Task description: Set down the full listing exactly as given. Any pictures are to be left out.

Dataset entries:
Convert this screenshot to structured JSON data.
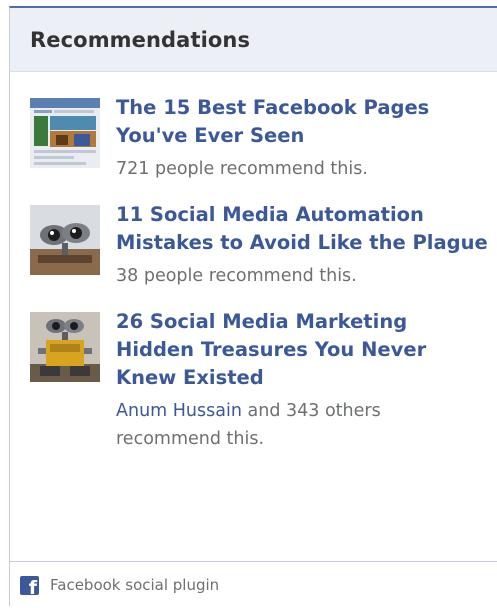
{
  "header": {
    "title": "Recommendations"
  },
  "items": [
    {
      "title": "The 15 Best Facebook Pages You've Ever Seen",
      "meta": "721 people recommend this."
    },
    {
      "title": "11 Social Media Automation Mistakes to Avoid Like the Plague",
      "meta": "38 people recommend this."
    },
    {
      "title": "26 Social Media Marketing Hidden Treasures You Never Knew Existed",
      "meta_link": "Anum Hussain",
      "meta_rest": " and 343 others recommend this."
    }
  ],
  "footer": {
    "label": "Facebook social plugin",
    "icon": "facebook-icon"
  },
  "colors": {
    "link": "#3b5998",
    "header_bg": "#eceff5",
    "muted_text": "#6d7071",
    "border_accent": "#4e6ab0"
  }
}
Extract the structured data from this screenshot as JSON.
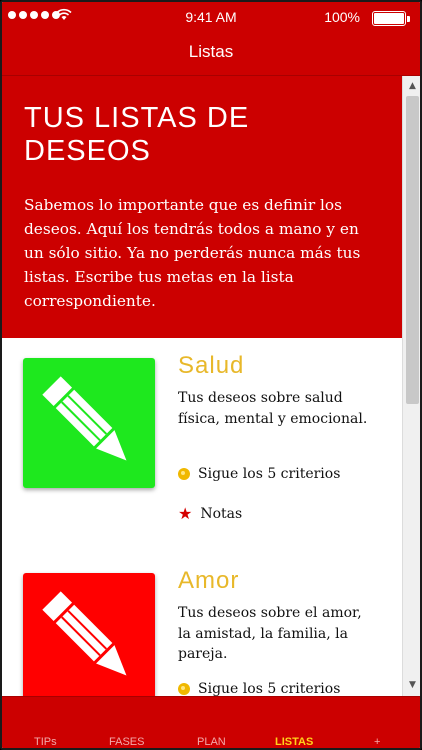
{
  "status_bar": {
    "time": "9:41 AM",
    "battery": "100%"
  },
  "nav": {
    "title": "Listas"
  },
  "hero": {
    "title": "TUS LISTAS DE DESEOS",
    "text": "Sabemos lo importante que es definir los deseos. Aquí los tendrás todos a mano y en un sólo sitio. Ya no perderás nunca más tus listas. Escribe tus metas en la lista correspondiente."
  },
  "cards": [
    {
      "title": "Salud",
      "description": "Tus deseos sobre salud física, mental y emocional.",
      "criteria": "Sigue los 5 criterios",
      "notes": "Notas",
      "color": "#1ee81e"
    },
    {
      "title": "Amor",
      "description": "Tus deseos sobre el amor, la amistad, la familia, la pareja.",
      "criteria": "Sigue los 5 criterios",
      "color": "#ff0000"
    }
  ],
  "tabs": [
    {
      "label": "TIPs"
    },
    {
      "label": "FASES"
    },
    {
      "label": "PLAN"
    },
    {
      "label": "LISTAS"
    },
    {
      "label": "+"
    }
  ],
  "colors": {
    "brand": "#cc0000",
    "accent": "#e8b82a",
    "active_tab": "#ffd21a"
  }
}
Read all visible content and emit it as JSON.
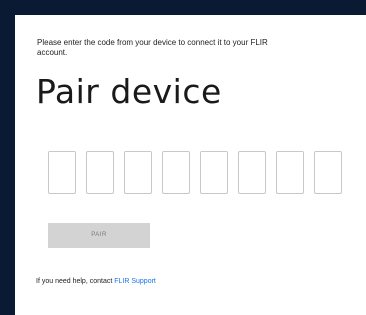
{
  "instructions": "Please enter the code from your device to connect it to your FLIR account.",
  "title": "Pair device",
  "code_fields": [
    "",
    "",
    "",
    "",
    "",
    "",
    "",
    ""
  ],
  "pair_button_label": "PAIR",
  "help": {
    "text": "If you need help, contact ",
    "link_label": "FLIR Support"
  }
}
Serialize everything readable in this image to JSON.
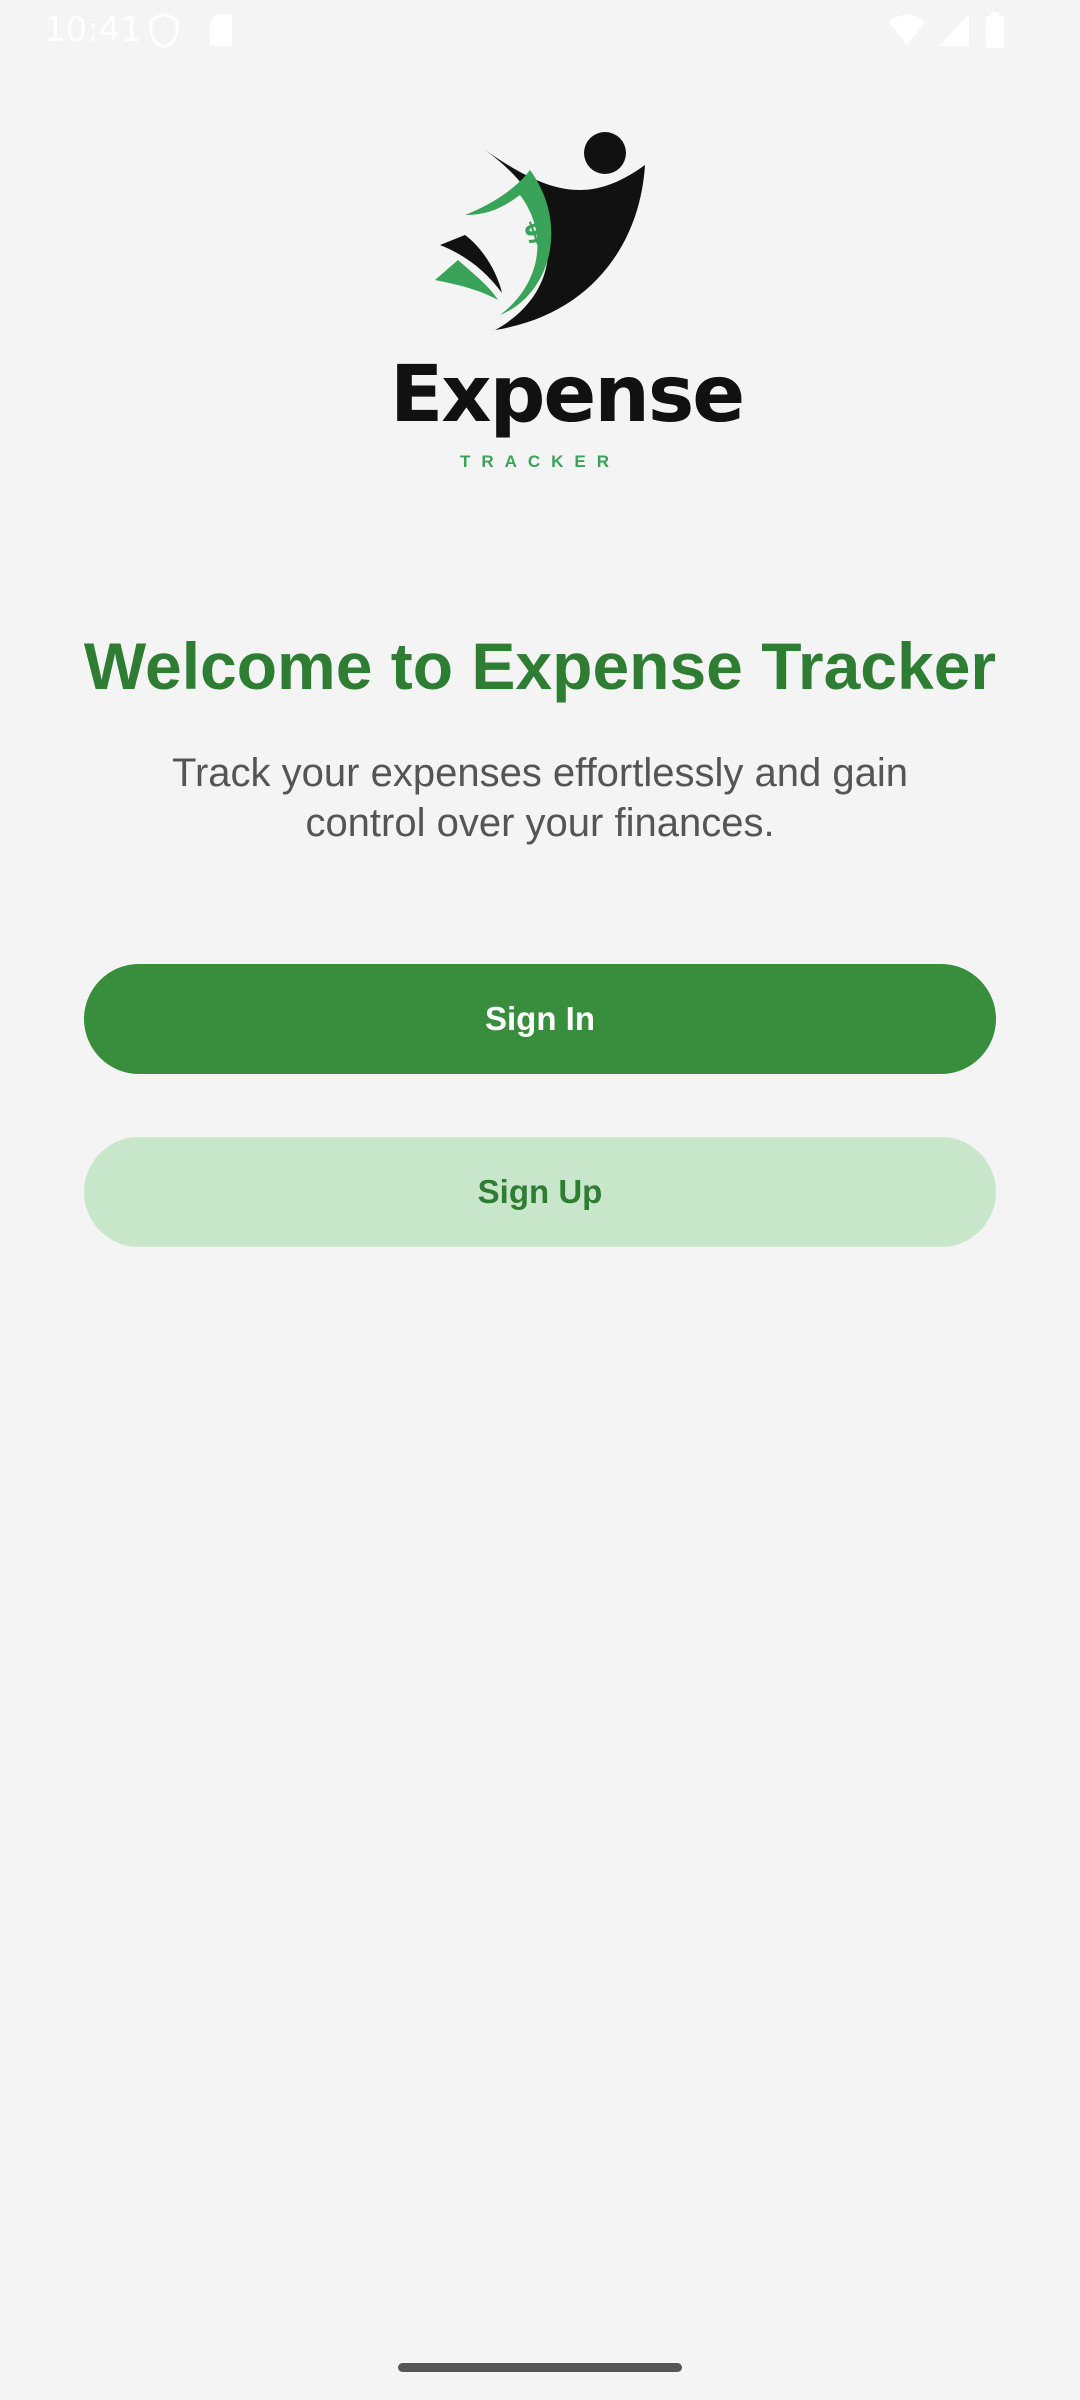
{
  "status_bar": {
    "time": "10:41",
    "icons": [
      "shield-icon",
      "sd-card-icon",
      "wifi-icon",
      "signal-icon",
      "battery-icon"
    ]
  },
  "logo": {
    "word": "Expense",
    "sub": "TRACKER"
  },
  "welcome": {
    "title": "Welcome to Expense Tracker",
    "subtitle": "Track your expenses effortlessly and gain control over your finances."
  },
  "buttons": {
    "sign_in": "Sign In",
    "sign_up": "Sign Up"
  },
  "colors": {
    "primary": "#388e3c",
    "title": "#2e7d32",
    "secondary_bg": "#c8e6c9",
    "background": "#f4f4f4"
  }
}
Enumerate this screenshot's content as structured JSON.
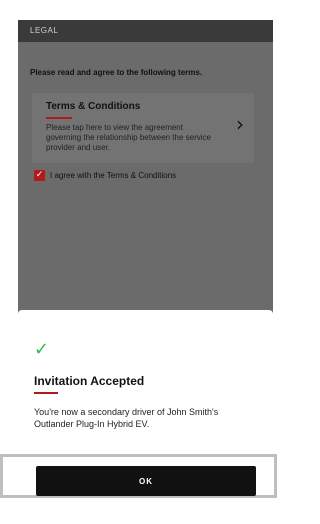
{
  "header": {
    "title": "LEGAL"
  },
  "intro": {
    "text": "Please read and agree to the following terms."
  },
  "terms": {
    "title": "Terms & Conditions",
    "description": "Please tap here to view the agreement governing the relationship between the service provider and user.",
    "chevron": "›"
  },
  "agree": {
    "label": "I agree with the Terms & Conditions",
    "checked": true
  },
  "dialog": {
    "icon": "check-icon",
    "title": "Invitation Accepted",
    "message": "You're now a secondary driver of John Smith's Outlander Plug-In Hybrid EV.",
    "ok_label": "OK"
  },
  "colors": {
    "accent": "#b01a1a",
    "success": "#2ebd4f",
    "overlay": "#6b6b6b",
    "button": "#111111"
  }
}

Correct result:
Convert this screenshot to structured JSON data.
{
  "header": {
    "title": "Recommendations"
  },
  "items": [
    {
      "title": "The 15 Best Facebook Pages You've Ever Seen",
      "meta": "721 people recommend this."
    },
    {
      "title": "11 Social Media Automation Mistakes to Avoid Like the Plague",
      "meta": "38 people recommend this."
    },
    {
      "title": "26 Social Media Marketing Hidden Treasures You Never Knew Existed",
      "meta_link": "Anum Hussain",
      "meta_rest": " and 343 others recommend this."
    }
  ],
  "footer": {
    "label": "Facebook social plugin",
    "icon": "facebook-icon"
  },
  "colors": {
    "link": "#3b5998",
    "header_bg": "#eceff5",
    "muted_text": "#6d7071",
    "border_accent": "#4e6ab0"
  }
}
Extract the structured data from this screenshot as JSON.
{
  "status_bar": {
    "time": "9:41 AM",
    "battery": "100%"
  },
  "nav": {
    "title": "Listas"
  },
  "hero": {
    "title": "TUS LISTAS DE DESEOS",
    "text": "Sabemos lo importante que es definir los deseos. Aquí los tendrás todos a mano y en un sólo sitio. Ya no perderás nunca más tus listas. Escribe tus metas en la lista correspondiente."
  },
  "cards": [
    {
      "title": "Salud",
      "description": "Tus deseos sobre salud física, mental y emocional.",
      "criteria": "Sigue los 5 criterios",
      "notes": "Notas",
      "color": "#1ee81e"
    },
    {
      "title": "Amor",
      "description": "Tus deseos sobre el amor, la amistad, la familia, la pareja.",
      "criteria": "Sigue los 5 criterios",
      "color": "#ff0000"
    }
  ],
  "tabs": [
    {
      "label": "TIPs"
    },
    {
      "label": "FASES"
    },
    {
      "label": "PLAN"
    },
    {
      "label": "LISTAS"
    },
    {
      "label": "+"
    }
  ],
  "colors": {
    "brand": "#cc0000",
    "accent": "#e8b82a",
    "active_tab": "#ffd21a"
  }
}
Read all visible content and emit it as JSON.
{
  "instructions": "Please enter the code from your device to connect it to your FLIR account.",
  "title": "Pair device",
  "code_fields": [
    "",
    "",
    "",
    "",
    "",
    "",
    "",
    ""
  ],
  "pair_button_label": "PAIR",
  "help": {
    "text": "If you need help, contact ",
    "link_label": "FLIR Support"
  }
}
Serialize everything readable in this image to JSON.
{
  "status_bar": {
    "time": "10:41",
    "icons": [
      "shield-icon",
      "sd-card-icon",
      "wifi-icon",
      "signal-icon",
      "battery-icon"
    ]
  },
  "logo": {
    "word": "Expense",
    "sub": "TRACKER"
  },
  "welcome": {
    "title": "Welcome to Expense Tracker",
    "subtitle": "Track your expenses effortlessly and gain control over your finances."
  },
  "buttons": {
    "sign_in": "Sign In",
    "sign_up": "Sign Up"
  },
  "colors": {
    "primary": "#388e3c",
    "title": "#2e7d32",
    "secondary_bg": "#c8e6c9",
    "background": "#f4f4f4"
  }
}
Enumerate this screenshot's content as structured JSON.
{
  "header": {
    "title": "LEGAL"
  },
  "intro": {
    "text": "Please read and agree to the following terms."
  },
  "terms": {
    "title": "Terms & Conditions",
    "description": "Please tap here to view the agreement governing the relationship between the service provider and user.",
    "chevron": "›"
  },
  "agree": {
    "label": "I agree with the Terms & Conditions",
    "checked": true
  },
  "dialog": {
    "icon": "check-icon",
    "title": "Invitation Accepted",
    "message": "You're now a secondary driver of John Smith's Outlander Plug-In Hybrid EV.",
    "ok_label": "OK"
  },
  "colors": {
    "accent": "#b01a1a",
    "success": "#2ebd4f",
    "overlay": "#6b6b6b",
    "button": "#111111"
  }
}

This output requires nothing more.